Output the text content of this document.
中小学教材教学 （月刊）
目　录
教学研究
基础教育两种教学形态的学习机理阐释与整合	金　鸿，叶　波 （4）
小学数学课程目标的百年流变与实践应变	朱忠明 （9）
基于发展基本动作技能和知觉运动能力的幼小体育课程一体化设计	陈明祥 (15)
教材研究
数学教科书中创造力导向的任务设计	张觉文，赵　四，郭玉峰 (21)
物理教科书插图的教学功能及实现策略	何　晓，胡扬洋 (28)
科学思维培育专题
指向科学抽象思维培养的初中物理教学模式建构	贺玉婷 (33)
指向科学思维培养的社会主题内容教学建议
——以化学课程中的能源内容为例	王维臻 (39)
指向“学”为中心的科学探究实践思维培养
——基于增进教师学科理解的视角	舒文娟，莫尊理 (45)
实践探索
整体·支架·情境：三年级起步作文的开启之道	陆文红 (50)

★ ★ ★

Repeat each record exactly, leaving nothing out.

Output the text content of this document.
中小学教材教学 （月刊）
目　录
教学研究
基础教育两种教学形态的学习机理阐释与整合	金　鸿，叶　波 （4）
小学数学课程目标的百年流变与实践应变	朱忠明 （9）
基于发展基本动作技能和知觉运动能力的幼小体育课程一体化设计	陈明祥 (15)
教材研究
数学教科书中创造力导向的任务设计	张觉文，赵　四，郭玉峰 (21)
物理教科书插图的教学功能及实现策略	何　晓，胡扬洋 (28)
科学思维培育专题
指向科学抽象思维培养的初中物理教学模式建构	贺玉婷 (33)
指向科学思维培养的社会主题内容教学建议
——以化学课程中的能源内容为例	王维臻 (39)
指向“学”为中心的科学探究实践思维培养
——基于增进教师学科理解的视角	舒文娟，莫尊理 (45)
实践探索
整体·支架·情境：三年级起步作文的开启之道	陆文红 (50)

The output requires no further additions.